Reproduce the listing word for word, leaving every picture behind.

● Source material
#####
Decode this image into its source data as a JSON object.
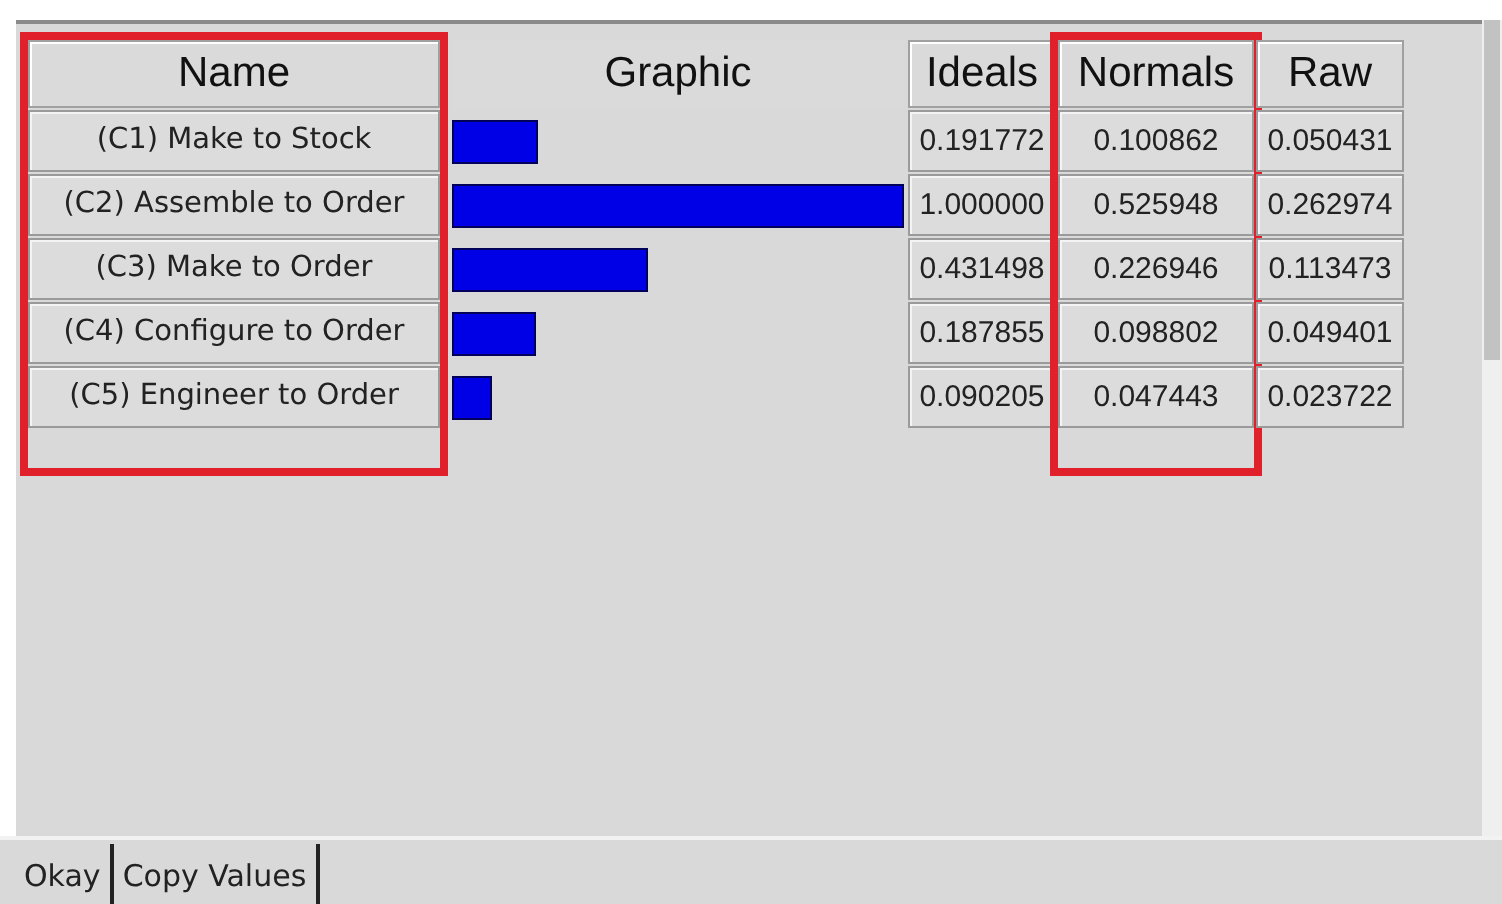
{
  "columns": [
    {
      "title": "Name",
      "kind": "name",
      "highlighted": true
    },
    {
      "title": "Graphic",
      "kind": "graphic",
      "highlighted": false
    },
    {
      "title": "Ideals",
      "kind": "number",
      "highlighted": false
    },
    {
      "title": "Normals",
      "kind": "number",
      "highlighted": true
    },
    {
      "title": "Raw",
      "kind": "number",
      "highlighted": false
    }
  ],
  "rows": [
    {
      "name": "(C1) Make to Stock",
      "values": [
        "0.191772",
        "0.100862",
        "0.050431"
      ]
    },
    {
      "name": "(C2) Assemble to Order",
      "values": [
        "1.000000",
        "0.525948",
        "0.262974"
      ]
    },
    {
      "name": "(C3) Make to Order",
      "values": [
        "0.431498",
        "0.226946",
        "0.113473"
      ]
    },
    {
      "name": "(C4) Configure to Order",
      "values": [
        "0.187855",
        "0.098802",
        "0.049401"
      ]
    },
    {
      "name": "(C5) Engineer to Order",
      "values": [
        "0.090205",
        "0.047443",
        "0.023722"
      ]
    }
  ],
  "buttons": [
    "Okay",
    "Copy Values"
  ]
}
#####
● The result
Decode this image into its source data as a JSON object.
{
  "columns": [
    {
      "title": "Name",
      "kind": "name",
      "highlighted": true
    },
    {
      "title": "Graphic",
      "kind": "graphic",
      "highlighted": false
    },
    {
      "title": "Ideals",
      "kind": "number",
      "highlighted": false
    },
    {
      "title": "Normals",
      "kind": "number",
      "highlighted": true
    },
    {
      "title": "Raw",
      "kind": "number",
      "highlighted": false
    }
  ],
  "rows": [
    {
      "name": "(C1) Make to Stock",
      "values": [
        "0.191772",
        "0.100862",
        "0.050431"
      ]
    },
    {
      "name": "(C2) Assemble to Order",
      "values": [
        "1.000000",
        "0.525948",
        "0.262974"
      ]
    },
    {
      "name": "(C3) Make to Order",
      "values": [
        "0.431498",
        "0.226946",
        "0.113473"
      ]
    },
    {
      "name": "(C4) Configure to Order",
      "values": [
        "0.187855",
        "0.098802",
        "0.049401"
      ]
    },
    {
      "name": "(C5) Engineer to Order",
      "values": [
        "0.090205",
        "0.047443",
        "0.023722"
      ]
    }
  ],
  "buttons": [
    "Okay",
    "Copy Values"
  ]
}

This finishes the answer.